Top of Excerpt to read

Now, this was a story aimed at a Kids to Adults crowd, but even with that in mind, all the things based on real science the series has usually tried to either stick to reality or do reasonable extrapolation into the future Jules Verne style, the obvious internet tech conceit aside. However, I see grave problems with plausibility, both with Plan A and Plan B, let me go over them:


A. Plan A Issues


Plan A, or hit the asteroid with a laser to change its course, it's not entirely unreasonable if you don't think about it too hard. If you apply critical thinking, lots of things go wrong.

First off, if this is an object of sufficient size, scale, and mass to be a global threat to humanity, it would be traveling at thousands if not million miles a second given the sheer distance involved, even if we assume the most generous time for "a few months" before it hits Earth. Battle Network 4 assumes it remains the same size, mass, and scale, and at the same velocity from where it was first detected to when it hits Earth.

Bottom of Excerpt to read
Top of Information given

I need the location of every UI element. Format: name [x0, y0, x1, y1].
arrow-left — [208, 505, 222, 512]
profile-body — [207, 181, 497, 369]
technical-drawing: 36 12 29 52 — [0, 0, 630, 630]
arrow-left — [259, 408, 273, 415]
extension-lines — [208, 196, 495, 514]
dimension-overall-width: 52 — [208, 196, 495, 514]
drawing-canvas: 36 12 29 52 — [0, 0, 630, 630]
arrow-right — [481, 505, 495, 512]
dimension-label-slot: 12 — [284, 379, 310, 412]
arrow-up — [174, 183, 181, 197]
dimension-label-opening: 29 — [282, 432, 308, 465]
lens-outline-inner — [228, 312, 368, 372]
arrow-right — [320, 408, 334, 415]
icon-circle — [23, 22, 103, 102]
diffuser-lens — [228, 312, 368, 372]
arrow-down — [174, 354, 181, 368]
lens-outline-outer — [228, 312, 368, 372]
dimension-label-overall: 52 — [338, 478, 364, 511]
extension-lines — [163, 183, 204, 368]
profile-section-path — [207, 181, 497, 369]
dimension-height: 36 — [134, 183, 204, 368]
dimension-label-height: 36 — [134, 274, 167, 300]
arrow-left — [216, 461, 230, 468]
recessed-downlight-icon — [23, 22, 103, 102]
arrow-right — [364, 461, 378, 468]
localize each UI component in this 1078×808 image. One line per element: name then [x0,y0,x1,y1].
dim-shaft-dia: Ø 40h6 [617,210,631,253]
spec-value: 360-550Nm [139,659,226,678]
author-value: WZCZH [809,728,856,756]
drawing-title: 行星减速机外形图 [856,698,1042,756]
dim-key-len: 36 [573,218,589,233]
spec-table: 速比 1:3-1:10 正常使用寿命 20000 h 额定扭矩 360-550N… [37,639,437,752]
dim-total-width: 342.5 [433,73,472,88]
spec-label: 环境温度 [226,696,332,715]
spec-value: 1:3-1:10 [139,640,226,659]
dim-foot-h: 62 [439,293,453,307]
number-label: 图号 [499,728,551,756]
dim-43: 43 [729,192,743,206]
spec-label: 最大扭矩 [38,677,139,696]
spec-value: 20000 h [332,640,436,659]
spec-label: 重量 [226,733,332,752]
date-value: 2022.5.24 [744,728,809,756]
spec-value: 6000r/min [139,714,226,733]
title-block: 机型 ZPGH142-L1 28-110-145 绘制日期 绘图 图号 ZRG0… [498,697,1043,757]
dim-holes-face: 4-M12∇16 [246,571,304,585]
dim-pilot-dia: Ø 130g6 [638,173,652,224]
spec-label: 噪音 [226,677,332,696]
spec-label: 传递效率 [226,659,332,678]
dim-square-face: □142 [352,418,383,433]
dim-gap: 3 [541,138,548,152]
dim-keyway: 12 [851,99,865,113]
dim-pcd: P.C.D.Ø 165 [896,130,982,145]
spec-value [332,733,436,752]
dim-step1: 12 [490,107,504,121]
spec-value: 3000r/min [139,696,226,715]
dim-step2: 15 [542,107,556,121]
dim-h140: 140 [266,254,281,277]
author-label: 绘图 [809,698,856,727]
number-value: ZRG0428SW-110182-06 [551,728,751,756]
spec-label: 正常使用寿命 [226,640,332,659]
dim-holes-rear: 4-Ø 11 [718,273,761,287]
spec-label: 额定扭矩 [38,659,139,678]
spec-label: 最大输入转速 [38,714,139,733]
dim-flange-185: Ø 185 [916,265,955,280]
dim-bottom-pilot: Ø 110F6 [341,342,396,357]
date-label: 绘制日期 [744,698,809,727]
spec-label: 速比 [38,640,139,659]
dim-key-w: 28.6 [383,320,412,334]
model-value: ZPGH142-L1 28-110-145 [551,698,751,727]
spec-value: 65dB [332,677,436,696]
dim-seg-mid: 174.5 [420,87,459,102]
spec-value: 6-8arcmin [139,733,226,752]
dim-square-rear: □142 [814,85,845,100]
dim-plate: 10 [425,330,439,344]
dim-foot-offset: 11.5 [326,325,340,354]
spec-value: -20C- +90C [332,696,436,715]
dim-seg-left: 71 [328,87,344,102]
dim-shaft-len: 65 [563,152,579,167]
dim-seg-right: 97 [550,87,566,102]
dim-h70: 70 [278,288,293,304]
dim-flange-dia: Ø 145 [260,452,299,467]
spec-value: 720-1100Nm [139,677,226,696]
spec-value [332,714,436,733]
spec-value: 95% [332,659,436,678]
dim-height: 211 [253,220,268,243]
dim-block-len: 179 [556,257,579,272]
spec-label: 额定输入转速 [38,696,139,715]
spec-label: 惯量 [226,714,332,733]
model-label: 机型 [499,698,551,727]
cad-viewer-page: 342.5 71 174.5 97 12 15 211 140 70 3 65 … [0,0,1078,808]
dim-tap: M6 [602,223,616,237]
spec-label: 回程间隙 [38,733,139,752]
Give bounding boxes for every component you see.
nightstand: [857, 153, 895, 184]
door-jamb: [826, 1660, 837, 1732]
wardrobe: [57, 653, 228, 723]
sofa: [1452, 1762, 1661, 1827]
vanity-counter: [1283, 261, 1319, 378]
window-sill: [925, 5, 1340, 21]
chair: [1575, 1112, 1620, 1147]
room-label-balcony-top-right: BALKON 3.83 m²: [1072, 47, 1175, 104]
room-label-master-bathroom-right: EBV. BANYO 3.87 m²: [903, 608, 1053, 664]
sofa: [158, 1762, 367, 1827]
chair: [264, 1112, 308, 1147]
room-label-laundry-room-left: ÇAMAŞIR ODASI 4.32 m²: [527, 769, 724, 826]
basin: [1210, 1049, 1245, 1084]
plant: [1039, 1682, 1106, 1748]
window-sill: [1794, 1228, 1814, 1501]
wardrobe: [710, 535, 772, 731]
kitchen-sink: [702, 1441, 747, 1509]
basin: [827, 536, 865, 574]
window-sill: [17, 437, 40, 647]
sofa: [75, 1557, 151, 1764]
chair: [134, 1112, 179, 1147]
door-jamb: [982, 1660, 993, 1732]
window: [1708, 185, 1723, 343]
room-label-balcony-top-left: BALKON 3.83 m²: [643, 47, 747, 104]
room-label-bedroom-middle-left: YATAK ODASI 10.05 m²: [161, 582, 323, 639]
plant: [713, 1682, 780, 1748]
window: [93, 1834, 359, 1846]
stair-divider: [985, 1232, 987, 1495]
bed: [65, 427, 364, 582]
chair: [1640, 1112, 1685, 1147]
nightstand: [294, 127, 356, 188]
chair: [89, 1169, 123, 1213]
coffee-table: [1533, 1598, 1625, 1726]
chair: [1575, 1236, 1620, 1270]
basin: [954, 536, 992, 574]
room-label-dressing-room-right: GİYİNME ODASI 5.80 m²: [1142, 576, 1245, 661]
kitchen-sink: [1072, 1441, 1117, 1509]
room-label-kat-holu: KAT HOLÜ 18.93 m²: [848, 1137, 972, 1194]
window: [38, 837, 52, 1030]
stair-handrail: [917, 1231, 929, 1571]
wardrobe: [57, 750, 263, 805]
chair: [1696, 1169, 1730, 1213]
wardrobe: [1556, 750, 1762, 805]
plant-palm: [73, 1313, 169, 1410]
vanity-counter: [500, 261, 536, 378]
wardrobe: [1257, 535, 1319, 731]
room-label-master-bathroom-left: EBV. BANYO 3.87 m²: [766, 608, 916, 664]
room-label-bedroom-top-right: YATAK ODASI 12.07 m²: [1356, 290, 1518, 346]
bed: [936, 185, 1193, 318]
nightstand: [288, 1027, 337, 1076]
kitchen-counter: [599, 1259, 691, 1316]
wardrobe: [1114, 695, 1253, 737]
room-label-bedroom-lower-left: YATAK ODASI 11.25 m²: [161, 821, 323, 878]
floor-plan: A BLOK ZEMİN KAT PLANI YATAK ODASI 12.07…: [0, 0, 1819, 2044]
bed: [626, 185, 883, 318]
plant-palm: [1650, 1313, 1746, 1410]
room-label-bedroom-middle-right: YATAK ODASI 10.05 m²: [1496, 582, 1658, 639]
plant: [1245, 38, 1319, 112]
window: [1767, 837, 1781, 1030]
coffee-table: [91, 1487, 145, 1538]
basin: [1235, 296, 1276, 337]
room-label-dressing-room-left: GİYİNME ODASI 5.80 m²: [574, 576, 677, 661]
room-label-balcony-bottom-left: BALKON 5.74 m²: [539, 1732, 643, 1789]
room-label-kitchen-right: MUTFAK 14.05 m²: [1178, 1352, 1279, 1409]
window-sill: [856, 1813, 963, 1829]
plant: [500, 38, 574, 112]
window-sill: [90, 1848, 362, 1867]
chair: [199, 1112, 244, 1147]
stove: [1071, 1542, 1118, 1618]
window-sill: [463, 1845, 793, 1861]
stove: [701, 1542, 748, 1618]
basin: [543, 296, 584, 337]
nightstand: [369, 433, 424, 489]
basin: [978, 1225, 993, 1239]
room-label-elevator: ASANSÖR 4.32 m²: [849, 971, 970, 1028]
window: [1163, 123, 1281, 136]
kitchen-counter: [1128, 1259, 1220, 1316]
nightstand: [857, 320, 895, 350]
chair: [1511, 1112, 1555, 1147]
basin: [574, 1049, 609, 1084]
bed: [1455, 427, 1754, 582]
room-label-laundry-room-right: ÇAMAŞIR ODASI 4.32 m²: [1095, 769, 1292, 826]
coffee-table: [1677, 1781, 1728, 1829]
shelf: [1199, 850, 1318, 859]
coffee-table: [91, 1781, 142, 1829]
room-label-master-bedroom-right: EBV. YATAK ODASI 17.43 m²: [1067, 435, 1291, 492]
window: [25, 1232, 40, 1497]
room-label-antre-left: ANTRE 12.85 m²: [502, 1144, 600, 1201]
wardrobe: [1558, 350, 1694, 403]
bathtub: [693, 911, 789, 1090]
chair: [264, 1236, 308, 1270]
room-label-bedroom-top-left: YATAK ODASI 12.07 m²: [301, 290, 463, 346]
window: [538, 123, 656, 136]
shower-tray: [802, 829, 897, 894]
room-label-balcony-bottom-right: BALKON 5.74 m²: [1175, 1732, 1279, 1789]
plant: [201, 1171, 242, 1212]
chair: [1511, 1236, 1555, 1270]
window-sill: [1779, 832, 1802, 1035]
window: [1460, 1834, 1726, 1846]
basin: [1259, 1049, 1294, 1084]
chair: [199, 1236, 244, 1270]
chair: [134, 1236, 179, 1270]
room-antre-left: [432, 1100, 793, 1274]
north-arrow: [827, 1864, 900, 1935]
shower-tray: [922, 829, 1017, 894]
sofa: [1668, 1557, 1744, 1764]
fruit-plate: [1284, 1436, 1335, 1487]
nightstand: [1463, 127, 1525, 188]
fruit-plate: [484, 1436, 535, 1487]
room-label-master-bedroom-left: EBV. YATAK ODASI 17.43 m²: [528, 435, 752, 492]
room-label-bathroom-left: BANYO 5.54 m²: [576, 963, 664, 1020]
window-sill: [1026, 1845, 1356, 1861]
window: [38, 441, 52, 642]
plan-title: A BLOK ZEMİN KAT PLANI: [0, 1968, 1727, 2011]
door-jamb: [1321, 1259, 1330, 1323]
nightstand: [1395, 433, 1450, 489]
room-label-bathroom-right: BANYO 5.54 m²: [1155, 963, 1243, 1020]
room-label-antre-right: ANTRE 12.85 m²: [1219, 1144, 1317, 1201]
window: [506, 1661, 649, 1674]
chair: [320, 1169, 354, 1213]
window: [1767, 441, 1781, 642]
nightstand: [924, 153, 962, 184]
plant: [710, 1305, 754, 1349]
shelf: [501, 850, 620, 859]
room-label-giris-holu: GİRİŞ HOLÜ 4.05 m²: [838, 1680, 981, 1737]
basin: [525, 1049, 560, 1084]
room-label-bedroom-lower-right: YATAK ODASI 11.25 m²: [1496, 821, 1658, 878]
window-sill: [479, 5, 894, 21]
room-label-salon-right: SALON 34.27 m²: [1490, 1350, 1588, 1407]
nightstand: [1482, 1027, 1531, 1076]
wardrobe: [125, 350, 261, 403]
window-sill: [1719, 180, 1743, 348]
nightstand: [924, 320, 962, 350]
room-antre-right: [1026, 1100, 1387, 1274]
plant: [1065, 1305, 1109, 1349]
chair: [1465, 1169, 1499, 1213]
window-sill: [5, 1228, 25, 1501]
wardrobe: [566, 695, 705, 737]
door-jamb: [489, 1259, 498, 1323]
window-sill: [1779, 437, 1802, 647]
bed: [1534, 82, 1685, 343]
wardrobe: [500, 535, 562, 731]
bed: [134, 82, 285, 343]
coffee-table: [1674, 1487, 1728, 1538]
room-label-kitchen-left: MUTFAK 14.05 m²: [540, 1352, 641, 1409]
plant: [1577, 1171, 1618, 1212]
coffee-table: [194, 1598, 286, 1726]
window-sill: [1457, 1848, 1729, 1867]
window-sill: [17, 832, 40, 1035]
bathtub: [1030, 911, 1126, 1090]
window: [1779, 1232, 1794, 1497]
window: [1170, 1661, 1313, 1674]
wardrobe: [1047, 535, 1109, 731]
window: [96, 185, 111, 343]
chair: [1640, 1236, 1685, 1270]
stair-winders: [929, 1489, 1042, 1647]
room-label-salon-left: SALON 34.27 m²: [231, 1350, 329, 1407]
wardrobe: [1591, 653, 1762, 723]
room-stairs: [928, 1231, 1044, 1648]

Bottom of Information given

__Exercise objective__: From the critique of Battle Network 4's asteroid plans, output the passage starting at "Now, this was" and ending at "things go wrong.".

__Exercise output__:
Now, this was a story aimed at a Kids to Adults crowd, but even with that in mind, all the things based on real science the series has usually tried to either stick to reality or do reasonable extrapolation into the future Jules Verne style, the obvious internet tech conceit aside. However, I see grave problems with plausibility, both with Plan A and Plan B, let me go over them:


A. Plan A Issues


Plan A, or hit the asteroid with a laser to change its course, it's not entirely unreasonable if you don't think about it too hard. If you apply critical thinking, lots of things go wrong.